Exercise >>
Show each line from the listing that includes the word "Anterior".

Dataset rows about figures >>
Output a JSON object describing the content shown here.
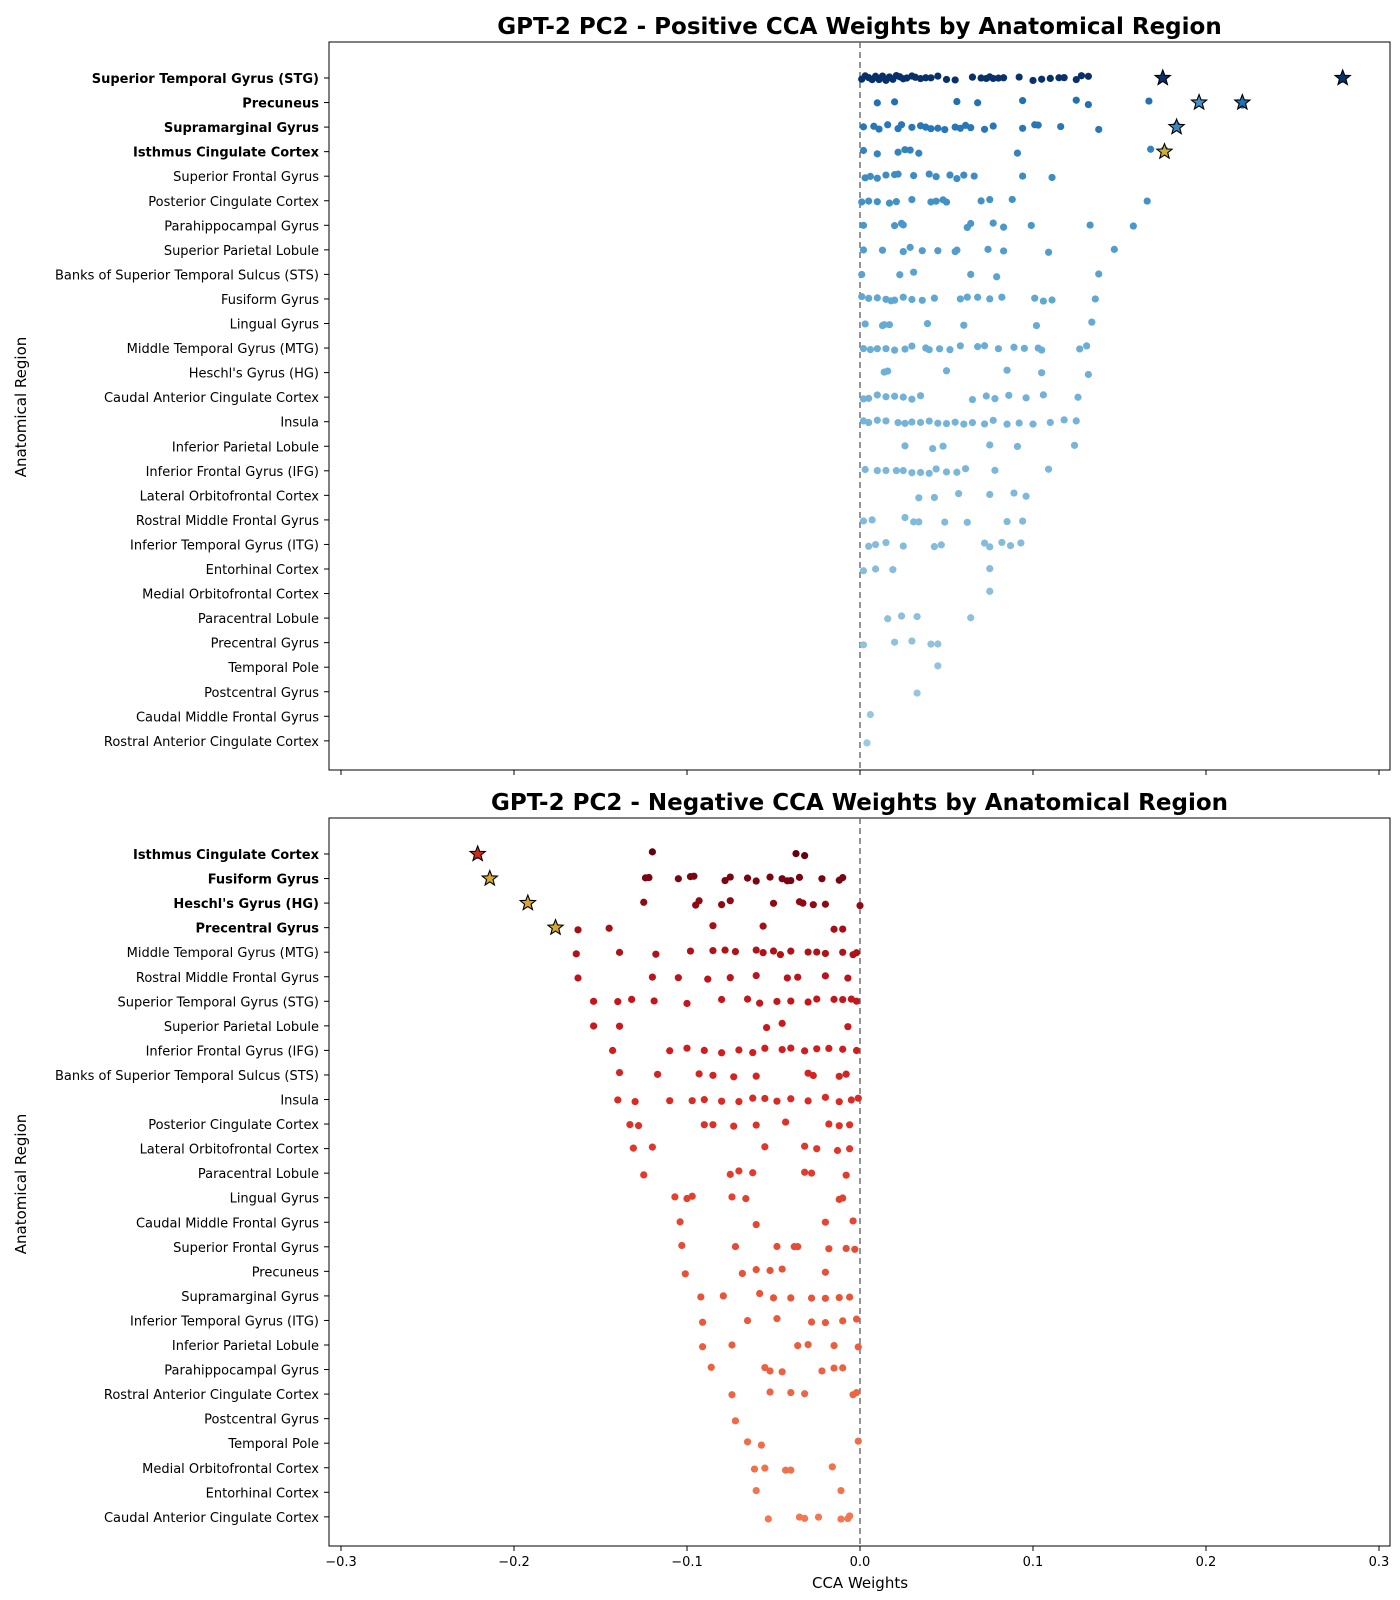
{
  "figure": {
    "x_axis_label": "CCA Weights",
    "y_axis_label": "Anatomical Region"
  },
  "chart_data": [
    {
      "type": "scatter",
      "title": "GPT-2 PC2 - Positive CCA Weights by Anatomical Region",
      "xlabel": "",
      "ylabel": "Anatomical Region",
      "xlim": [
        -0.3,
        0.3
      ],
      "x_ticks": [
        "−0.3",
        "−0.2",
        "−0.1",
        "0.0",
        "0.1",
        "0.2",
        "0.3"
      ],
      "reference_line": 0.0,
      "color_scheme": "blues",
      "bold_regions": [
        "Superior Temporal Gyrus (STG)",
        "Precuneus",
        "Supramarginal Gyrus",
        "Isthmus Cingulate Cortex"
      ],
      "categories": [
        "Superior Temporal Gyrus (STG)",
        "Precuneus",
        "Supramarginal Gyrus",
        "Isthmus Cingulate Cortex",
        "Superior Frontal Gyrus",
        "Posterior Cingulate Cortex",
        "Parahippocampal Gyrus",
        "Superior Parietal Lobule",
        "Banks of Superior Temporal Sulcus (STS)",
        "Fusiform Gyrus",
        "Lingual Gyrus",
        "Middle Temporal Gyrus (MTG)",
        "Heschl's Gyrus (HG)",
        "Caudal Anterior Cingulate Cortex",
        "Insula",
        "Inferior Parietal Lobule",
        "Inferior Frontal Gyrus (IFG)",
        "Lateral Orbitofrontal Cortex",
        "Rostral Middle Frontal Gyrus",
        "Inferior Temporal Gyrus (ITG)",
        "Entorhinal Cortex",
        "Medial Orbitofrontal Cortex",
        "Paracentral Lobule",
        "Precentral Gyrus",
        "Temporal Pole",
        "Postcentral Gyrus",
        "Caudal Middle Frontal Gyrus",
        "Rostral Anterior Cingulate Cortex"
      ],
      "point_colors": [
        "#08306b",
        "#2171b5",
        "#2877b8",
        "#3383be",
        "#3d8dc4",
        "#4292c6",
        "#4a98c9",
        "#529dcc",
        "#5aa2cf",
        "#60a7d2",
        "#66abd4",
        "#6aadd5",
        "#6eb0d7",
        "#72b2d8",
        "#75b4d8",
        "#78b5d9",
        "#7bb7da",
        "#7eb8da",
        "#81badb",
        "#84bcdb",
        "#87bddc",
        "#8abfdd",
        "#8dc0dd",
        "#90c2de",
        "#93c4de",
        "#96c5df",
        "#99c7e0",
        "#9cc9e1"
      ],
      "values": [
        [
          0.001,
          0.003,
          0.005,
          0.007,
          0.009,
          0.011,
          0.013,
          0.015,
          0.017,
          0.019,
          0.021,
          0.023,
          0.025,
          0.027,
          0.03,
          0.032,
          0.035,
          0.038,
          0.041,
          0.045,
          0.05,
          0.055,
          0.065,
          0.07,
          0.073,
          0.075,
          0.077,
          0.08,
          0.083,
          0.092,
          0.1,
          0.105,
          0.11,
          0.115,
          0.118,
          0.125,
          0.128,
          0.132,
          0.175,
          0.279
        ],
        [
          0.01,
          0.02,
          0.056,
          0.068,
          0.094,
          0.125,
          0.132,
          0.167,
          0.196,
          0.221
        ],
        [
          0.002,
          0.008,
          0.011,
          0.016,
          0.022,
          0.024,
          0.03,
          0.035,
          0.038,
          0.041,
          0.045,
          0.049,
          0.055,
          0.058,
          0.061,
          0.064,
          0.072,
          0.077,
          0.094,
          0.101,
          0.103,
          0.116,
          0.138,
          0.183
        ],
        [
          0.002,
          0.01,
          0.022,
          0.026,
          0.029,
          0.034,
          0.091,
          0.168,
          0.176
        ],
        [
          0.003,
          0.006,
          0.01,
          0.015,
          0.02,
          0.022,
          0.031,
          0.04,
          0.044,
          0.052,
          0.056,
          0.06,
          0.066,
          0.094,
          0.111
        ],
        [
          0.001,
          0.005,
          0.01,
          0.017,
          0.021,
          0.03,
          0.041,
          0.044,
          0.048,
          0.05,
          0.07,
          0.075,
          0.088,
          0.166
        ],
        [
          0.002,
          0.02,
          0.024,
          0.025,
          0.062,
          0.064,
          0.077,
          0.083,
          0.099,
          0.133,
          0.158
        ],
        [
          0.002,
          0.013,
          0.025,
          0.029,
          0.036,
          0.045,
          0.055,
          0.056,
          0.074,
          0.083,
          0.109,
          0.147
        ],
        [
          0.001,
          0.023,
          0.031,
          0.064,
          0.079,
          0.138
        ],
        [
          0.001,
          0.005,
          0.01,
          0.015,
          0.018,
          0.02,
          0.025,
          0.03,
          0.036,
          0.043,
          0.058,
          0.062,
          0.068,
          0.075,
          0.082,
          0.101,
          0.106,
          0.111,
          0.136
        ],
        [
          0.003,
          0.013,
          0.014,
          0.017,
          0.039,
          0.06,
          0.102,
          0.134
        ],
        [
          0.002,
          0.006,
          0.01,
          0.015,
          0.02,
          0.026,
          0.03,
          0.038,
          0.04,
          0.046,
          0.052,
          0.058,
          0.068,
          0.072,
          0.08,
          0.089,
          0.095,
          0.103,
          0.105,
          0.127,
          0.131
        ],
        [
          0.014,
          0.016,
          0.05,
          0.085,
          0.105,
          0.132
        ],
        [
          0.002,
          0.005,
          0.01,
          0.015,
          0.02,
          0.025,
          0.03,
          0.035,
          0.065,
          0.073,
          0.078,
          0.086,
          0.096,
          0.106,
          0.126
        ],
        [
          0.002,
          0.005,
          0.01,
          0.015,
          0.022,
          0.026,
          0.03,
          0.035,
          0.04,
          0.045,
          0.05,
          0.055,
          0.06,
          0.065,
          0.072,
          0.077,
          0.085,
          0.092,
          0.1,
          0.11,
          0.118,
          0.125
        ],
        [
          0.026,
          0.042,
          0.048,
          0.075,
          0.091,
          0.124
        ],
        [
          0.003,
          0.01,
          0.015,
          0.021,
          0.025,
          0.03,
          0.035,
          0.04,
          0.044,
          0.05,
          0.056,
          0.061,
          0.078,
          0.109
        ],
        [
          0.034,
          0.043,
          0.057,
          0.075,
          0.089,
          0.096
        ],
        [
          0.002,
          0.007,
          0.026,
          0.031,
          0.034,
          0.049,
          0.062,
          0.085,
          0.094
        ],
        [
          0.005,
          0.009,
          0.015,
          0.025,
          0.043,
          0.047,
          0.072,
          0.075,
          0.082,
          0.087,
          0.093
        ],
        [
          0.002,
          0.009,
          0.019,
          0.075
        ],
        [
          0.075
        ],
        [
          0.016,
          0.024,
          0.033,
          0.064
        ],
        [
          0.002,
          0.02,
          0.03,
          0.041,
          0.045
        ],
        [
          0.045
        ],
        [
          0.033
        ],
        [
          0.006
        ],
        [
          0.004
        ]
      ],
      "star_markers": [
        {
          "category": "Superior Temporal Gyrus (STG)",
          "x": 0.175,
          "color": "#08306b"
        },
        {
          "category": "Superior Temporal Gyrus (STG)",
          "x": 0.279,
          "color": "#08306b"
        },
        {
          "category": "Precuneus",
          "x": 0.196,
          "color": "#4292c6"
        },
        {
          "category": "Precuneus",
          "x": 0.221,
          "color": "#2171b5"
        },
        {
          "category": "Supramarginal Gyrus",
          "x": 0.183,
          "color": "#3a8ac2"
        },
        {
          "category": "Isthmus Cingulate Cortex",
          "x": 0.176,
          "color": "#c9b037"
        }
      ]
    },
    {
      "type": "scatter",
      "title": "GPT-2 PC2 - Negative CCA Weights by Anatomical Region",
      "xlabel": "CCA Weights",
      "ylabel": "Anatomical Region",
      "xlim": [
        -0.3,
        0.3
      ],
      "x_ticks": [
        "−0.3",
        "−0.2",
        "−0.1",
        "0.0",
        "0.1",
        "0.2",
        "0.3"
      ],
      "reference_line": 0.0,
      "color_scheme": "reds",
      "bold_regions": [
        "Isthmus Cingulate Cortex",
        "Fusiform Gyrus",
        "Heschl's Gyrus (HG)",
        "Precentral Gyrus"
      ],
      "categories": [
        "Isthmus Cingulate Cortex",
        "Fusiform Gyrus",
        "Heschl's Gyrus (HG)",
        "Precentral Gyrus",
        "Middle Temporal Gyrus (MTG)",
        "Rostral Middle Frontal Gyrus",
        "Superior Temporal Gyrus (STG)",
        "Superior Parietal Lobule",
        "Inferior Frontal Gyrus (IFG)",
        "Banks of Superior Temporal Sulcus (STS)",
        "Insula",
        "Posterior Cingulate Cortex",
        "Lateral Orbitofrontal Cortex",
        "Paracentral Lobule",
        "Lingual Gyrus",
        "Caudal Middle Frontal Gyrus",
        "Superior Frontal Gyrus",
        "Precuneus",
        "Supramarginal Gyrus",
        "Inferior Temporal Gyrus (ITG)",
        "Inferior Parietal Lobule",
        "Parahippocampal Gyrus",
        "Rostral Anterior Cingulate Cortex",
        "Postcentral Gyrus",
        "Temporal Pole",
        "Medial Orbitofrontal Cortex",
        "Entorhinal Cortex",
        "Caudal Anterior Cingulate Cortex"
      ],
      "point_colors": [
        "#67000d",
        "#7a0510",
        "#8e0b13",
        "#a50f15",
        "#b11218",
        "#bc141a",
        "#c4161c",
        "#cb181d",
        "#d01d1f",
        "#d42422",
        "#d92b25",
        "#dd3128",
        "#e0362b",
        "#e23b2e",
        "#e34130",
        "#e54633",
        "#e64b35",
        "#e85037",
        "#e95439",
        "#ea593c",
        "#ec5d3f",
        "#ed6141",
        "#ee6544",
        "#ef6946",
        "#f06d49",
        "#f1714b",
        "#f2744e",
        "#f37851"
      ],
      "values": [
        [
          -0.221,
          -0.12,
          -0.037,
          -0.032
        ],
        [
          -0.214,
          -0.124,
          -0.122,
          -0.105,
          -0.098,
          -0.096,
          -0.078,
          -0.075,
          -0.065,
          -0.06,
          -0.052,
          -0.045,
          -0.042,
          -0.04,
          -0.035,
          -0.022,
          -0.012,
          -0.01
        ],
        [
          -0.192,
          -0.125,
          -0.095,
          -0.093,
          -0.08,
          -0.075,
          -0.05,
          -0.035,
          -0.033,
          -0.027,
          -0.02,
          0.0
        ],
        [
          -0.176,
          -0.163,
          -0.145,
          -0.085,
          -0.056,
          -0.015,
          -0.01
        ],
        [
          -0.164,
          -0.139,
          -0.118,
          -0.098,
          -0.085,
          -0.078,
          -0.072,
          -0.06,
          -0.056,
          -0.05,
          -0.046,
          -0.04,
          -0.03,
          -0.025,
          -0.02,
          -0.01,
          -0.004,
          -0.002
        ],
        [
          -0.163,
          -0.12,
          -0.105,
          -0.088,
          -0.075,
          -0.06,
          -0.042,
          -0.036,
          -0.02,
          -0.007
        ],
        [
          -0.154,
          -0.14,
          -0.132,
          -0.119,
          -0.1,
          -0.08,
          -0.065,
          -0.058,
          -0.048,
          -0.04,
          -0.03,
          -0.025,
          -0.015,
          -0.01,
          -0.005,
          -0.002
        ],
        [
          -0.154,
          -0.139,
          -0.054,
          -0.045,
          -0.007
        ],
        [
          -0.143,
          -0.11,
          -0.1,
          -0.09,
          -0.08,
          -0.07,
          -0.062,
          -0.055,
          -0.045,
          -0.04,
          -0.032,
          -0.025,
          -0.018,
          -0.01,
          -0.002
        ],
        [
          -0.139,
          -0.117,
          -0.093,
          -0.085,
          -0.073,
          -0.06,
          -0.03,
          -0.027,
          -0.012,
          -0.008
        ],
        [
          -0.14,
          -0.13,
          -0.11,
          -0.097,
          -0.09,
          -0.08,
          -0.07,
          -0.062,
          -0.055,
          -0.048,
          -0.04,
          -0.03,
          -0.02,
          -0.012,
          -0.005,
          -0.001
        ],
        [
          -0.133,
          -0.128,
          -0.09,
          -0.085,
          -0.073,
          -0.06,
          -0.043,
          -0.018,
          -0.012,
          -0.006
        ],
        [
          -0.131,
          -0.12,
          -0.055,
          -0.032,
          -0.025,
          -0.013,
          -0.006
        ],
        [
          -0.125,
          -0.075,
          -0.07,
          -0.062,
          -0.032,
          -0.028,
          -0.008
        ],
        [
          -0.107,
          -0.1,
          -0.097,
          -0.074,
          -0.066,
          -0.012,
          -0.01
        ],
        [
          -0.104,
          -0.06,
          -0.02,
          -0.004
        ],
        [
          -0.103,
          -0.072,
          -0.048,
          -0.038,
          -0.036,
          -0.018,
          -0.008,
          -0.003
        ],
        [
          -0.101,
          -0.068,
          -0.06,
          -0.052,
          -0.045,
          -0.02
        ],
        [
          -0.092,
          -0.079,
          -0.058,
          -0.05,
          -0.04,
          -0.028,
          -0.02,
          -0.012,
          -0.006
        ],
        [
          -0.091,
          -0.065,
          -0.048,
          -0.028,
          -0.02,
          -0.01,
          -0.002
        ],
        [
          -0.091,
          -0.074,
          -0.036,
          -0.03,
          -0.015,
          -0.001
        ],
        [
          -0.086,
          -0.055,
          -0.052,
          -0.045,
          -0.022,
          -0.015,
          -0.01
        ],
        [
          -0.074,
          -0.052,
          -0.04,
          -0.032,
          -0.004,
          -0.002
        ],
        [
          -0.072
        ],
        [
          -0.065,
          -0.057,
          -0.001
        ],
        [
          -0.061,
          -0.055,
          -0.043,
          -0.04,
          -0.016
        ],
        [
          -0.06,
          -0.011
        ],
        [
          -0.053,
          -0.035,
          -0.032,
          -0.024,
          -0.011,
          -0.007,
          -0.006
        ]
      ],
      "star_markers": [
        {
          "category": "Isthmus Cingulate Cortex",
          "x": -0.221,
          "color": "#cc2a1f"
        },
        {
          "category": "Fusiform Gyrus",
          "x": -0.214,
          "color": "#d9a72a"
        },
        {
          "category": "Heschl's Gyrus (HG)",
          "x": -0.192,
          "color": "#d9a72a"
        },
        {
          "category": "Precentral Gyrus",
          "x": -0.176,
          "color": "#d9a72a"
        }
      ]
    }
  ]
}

Final answer >>
        "Caudal Anterior Cingulate Cortex",
        "Rostral Anterior Cingulate Cortex"
        "Rostral Anterior Cingulate Cortex",
        "Caudal Anterior Cingulate Cortex"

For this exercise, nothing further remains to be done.